◆ **TASK DESCRIPTION**:
Return the material below in full and exactly.

◆ **EXERCISE INPUTS**:
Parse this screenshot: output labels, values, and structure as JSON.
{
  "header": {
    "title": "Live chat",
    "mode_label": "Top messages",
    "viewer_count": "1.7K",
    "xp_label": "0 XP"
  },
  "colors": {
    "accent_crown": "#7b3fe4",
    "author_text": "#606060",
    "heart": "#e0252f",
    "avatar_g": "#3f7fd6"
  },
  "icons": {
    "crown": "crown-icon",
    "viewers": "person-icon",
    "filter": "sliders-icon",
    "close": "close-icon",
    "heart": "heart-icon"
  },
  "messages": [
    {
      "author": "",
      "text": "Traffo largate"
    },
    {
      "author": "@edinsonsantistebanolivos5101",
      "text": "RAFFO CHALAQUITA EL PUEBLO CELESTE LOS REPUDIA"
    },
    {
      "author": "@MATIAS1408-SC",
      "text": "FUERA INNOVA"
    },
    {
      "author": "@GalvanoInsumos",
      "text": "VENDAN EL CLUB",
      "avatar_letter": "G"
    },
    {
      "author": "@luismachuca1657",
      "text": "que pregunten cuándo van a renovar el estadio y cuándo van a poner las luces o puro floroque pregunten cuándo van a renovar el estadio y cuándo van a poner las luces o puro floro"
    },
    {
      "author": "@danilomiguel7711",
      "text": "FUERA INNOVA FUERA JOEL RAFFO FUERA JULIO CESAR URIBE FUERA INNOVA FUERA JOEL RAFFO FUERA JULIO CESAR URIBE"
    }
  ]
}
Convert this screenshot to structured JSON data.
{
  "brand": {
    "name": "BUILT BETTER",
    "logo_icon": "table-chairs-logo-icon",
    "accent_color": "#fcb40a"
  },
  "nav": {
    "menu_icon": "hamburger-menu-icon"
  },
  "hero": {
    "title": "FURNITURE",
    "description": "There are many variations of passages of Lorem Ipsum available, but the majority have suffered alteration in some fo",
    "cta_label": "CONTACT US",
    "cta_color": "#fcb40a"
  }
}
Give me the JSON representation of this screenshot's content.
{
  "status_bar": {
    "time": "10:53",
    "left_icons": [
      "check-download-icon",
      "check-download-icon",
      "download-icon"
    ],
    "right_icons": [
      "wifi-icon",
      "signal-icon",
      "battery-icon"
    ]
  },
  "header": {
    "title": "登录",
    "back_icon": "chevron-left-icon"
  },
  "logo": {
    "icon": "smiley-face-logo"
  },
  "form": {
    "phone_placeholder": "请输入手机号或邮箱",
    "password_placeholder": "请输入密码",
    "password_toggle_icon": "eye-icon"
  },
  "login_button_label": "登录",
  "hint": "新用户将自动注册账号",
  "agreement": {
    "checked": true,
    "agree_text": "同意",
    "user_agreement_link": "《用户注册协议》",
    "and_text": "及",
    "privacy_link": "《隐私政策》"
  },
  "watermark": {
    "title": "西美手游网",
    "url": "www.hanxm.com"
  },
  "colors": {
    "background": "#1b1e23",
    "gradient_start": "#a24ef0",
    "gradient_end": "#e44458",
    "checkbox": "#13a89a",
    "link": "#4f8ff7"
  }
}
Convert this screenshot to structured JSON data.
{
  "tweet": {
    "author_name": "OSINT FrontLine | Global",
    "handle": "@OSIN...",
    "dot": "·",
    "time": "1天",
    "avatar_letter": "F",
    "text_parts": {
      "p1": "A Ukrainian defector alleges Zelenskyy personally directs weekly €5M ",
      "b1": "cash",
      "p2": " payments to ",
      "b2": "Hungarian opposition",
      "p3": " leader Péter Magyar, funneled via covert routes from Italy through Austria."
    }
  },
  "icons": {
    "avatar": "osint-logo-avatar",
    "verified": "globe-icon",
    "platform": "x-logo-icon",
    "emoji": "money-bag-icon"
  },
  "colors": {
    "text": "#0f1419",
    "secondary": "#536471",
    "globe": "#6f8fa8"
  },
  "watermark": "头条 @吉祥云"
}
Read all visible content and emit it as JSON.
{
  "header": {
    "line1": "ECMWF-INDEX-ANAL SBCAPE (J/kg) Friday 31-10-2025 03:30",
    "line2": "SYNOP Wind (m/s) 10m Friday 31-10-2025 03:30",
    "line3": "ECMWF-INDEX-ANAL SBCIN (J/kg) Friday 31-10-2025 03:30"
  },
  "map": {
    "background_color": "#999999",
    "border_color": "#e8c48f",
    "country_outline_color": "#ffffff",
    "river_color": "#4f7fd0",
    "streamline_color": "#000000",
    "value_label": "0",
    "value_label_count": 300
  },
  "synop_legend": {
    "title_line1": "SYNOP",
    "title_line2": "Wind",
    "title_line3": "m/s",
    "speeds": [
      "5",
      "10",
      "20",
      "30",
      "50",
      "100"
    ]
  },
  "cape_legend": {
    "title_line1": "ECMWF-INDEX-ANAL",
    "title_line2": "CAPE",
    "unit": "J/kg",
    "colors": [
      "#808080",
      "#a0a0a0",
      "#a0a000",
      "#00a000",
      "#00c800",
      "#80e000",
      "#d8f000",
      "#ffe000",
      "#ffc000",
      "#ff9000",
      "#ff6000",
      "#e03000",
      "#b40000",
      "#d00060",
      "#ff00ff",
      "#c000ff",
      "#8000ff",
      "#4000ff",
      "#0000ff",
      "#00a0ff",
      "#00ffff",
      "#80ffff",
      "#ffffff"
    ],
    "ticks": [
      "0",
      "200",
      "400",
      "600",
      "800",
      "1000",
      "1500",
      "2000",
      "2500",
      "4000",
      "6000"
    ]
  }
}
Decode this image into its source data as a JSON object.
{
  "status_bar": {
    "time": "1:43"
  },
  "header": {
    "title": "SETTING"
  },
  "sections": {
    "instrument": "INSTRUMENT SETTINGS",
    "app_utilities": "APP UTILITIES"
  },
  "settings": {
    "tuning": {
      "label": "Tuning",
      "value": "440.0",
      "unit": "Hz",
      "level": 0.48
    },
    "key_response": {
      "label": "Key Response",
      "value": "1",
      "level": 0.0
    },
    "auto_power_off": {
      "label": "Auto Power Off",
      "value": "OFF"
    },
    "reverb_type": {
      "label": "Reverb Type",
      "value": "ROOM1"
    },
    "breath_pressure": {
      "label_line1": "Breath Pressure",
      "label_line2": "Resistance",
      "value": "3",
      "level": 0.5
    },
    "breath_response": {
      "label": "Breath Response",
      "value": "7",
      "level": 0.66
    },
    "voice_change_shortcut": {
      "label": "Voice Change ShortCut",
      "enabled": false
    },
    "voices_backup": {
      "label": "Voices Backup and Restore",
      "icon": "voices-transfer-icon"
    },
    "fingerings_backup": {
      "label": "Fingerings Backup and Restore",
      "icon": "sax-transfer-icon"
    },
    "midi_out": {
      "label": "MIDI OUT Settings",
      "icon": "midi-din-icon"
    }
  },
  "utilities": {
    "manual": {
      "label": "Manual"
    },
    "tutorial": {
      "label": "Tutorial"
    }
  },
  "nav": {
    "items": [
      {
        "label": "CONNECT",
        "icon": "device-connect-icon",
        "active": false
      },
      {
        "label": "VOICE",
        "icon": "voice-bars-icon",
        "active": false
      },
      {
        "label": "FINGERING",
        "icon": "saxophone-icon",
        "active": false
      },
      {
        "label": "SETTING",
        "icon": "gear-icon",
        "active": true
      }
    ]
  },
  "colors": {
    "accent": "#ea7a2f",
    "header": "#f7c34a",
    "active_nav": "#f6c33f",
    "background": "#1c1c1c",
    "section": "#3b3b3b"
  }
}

◆ **ANSWER TO THE PROBLEM**:
Parse this screenshot: output labels, values, and structure as JSON.
{
  "header": {
    "title": "Live chat",
    "mode_label": "Top messages",
    "viewer_count": "1.7K",
    "xp_label": "0 XP"
  },
  "colors": {
    "accent_crown": "#7b3fe4",
    "author_text": "#606060",
    "heart": "#e0252f",
    "avatar_g": "#3f7fd6"
  },
  "icons": {
    "crown": "crown-icon",
    "viewers": "person-icon",
    "filter": "sliders-icon",
    "close": "close-icon",
    "heart": "heart-icon"
  },
  "messages": [
    {
      "author": "",
      "text": "Traffo largate"
    },
    {
      "author": "@edinsonsantistebanolivos5101",
      "text": "RAFFO CHALAQUITA EL PUEBLO CELESTE LOS REPUDIA"
    },
    {
      "author": "@MATIAS1408-SC",
      "text": "FUERA INNOVA"
    },
    {
      "author": "@GalvanoInsumos",
      "text": "VENDAN EL CLUB",
      "avatar_letter": "G"
    },
    {
      "author": "@luismachuca1657",
      "text": "que pregunten cuándo van a renovar el estadio y cuándo van a poner las luces o puro floroque pregunten cuándo van a renovar el estadio y cuándo van a poner las luces o puro floro"
    },
    {
      "author": "@danilomiguel7711",
      "text": "FUERA INNOVA FUERA JOEL RAFFO FUERA JULIO CESAR URIBE FUERA INNOVA FUERA JOEL RAFFO FUERA JULIO CESAR URIBE"
    }
  ]
}
Convert this screenshot to structured JSON data.
{
  "brand": {
    "name": "BUILT BETTER",
    "logo_icon": "table-chairs-logo-icon",
    "accent_color": "#fcb40a"
  },
  "nav": {
    "menu_icon": "hamburger-menu-icon"
  },
  "hero": {
    "title": "FURNITURE",
    "description": "There are many variations of passages of Lorem Ipsum available, but the majority have suffered alteration in some fo",
    "cta_label": "CONTACT US",
    "cta_color": "#fcb40a"
  }
}
Give me the JSON representation of this screenshot's content.
{
  "status_bar": {
    "time": "10:53",
    "left_icons": [
      "check-download-icon",
      "check-download-icon",
      "download-icon"
    ],
    "right_icons": [
      "wifi-icon",
      "signal-icon",
      "battery-icon"
    ]
  },
  "header": {
    "title": "登录",
    "back_icon": "chevron-left-icon"
  },
  "logo": {
    "icon": "smiley-face-logo"
  },
  "form": {
    "phone_placeholder": "请输入手机号或邮箱",
    "password_placeholder": "请输入密码",
    "password_toggle_icon": "eye-icon"
  },
  "login_button_label": "登录",
  "hint": "新用户将自动注册账号",
  "agreement": {
    "checked": true,
    "agree_text": "同意",
    "user_agreement_link": "《用户注册协议》",
    "and_text": "及",
    "privacy_link": "《隐私政策》"
  },
  "watermark": {
    "title": "西美手游网",
    "url": "www.hanxm.com"
  },
  "colors": {
    "background": "#1b1e23",
    "gradient_start": "#a24ef0",
    "gradient_end": "#e44458",
    "checkbox": "#13a89a",
    "link": "#4f8ff7"
  }
}
Convert this screenshot to structured JSON data.
{
  "tweet": {
    "author_name": "OSINT FrontLine | Global",
    "handle": "@OSIN...",
    "dot": "·",
    "time": "1天",
    "avatar_letter": "F",
    "text_parts": {
      "p1": "A Ukrainian defector alleges Zelenskyy personally directs weekly €5M ",
      "b1": "cash",
      "p2": " payments to ",
      "b2": "Hungarian opposition",
      "p3": " leader Péter Magyar, funneled via covert routes from Italy through Austria."
    }
  },
  "icons": {
    "avatar": "osint-logo-avatar",
    "verified": "globe-icon",
    "platform": "x-logo-icon",
    "emoji": "money-bag-icon"
  },
  "colors": {
    "text": "#0f1419",
    "secondary": "#536471",
    "globe": "#6f8fa8"
  },
  "watermark": "头条 @吉祥云"
}
Read all visible content and emit it as JSON.
{
  "header": {
    "line1": "ECMWF-INDEX-ANAL SBCAPE (J/kg) Friday 31-10-2025 03:30",
    "line2": "SYNOP Wind (m/s) 10m Friday 31-10-2025 03:30",
    "line3": "ECMWF-INDEX-ANAL SBCIN (J/kg) Friday 31-10-2025 03:30"
  },
  "map": {
    "background_color": "#999999",
    "border_color": "#e8c48f",
    "country_outline_color": "#ffffff",
    "river_color": "#4f7fd0",
    "streamline_color": "#000000",
    "value_label": "0",
    "value_label_count": 300
  },
  "synop_legend": {
    "title_line1": "SYNOP",
    "title_line2": "Wind",
    "title_line3": "m/s",
    "speeds": [
      "5",
      "10",
      "20",
      "30",
      "50",
      "100"
    ]
  },
  "cape_legend": {
    "title_line1": "ECMWF-INDEX-ANAL",
    "title_line2": "CAPE",
    "unit": "J/kg",
    "colors": [
      "#808080",
      "#a0a0a0",
      "#a0a000",
      "#00a000",
      "#00c800",
      "#80e000",
      "#d8f000",
      "#ffe000",
      "#ffc000",
      "#ff9000",
      "#ff6000",
      "#e03000",
      "#b40000",
      "#d00060",
      "#ff00ff",
      "#c000ff",
      "#8000ff",
      "#4000ff",
      "#0000ff",
      "#00a0ff",
      "#00ffff",
      "#80ffff",
      "#ffffff"
    ],
    "ticks": [
      "0",
      "200",
      "400",
      "600",
      "800",
      "1000",
      "1500",
      "2000",
      "2500",
      "4000",
      "6000"
    ]
  }
}
Decode this image into its source data as a JSON object.
{
  "status_bar": {
    "time": "1:43"
  },
  "header": {
    "title": "SETTING"
  },
  "sections": {
    "instrument": "INSTRUMENT SETTINGS",
    "app_utilities": "APP UTILITIES"
  },
  "settings": {
    "tuning": {
      "label": "Tuning",
      "value": "440.0",
      "unit": "Hz",
      "level": 0.48
    },
    "key_response": {
      "label": "Key Response",
      "value": "1",
      "level": 0.0
    },
    "auto_power_off": {
      "label": "Auto Power Off",
      "value": "OFF"
    },
    "reverb_type": {
      "label": "Reverb Type",
      "value": "ROOM1"
    },
    "breath_pressure": {
      "label_line1": "Breath Pressure",
      "label_line2": "Resistance",
      "value": "3",
      "level": 0.5
    },
    "breath_response": {
      "label": "Breath Response",
      "value": "7",
      "level": 0.66
    },
    "voice_change_shortcut": {
      "label": "Voice Change ShortCut",
      "enabled": false
    },
    "voices_backup": {
      "label": "Voices Backup and Restore",
      "icon": "voices-transfer-icon"
    },
    "fingerings_backup": {
      "label": "Fingerings Backup and Restore",
      "icon": "sax-transfer-icon"
    },
    "midi_out": {
      "label": "MIDI OUT Settings",
      "icon": "midi-din-icon"
    }
  },
  "utilities": {
    "manual": {
      "label": "Manual"
    },
    "tutorial": {
      "label": "Tutorial"
    }
  },
  "nav": {
    "items": [
      {
        "label": "CONNECT",
        "icon": "device-connect-icon",
        "active": false
      },
      {
        "label": "VOICE",
        "icon": "voice-bars-icon",
        "active": false
      },
      {
        "label": "FINGERING",
        "icon": "saxophone-icon",
        "active": false
      },
      {
        "label": "SETTING",
        "icon": "gear-icon",
        "active": true
      }
    ]
  },
  "colors": {
    "accent": "#ea7a2f",
    "header": "#f7c34a",
    "active_nav": "#f6c33f",
    "background": "#1c1c1c",
    "section": "#3b3b3b"
  }
}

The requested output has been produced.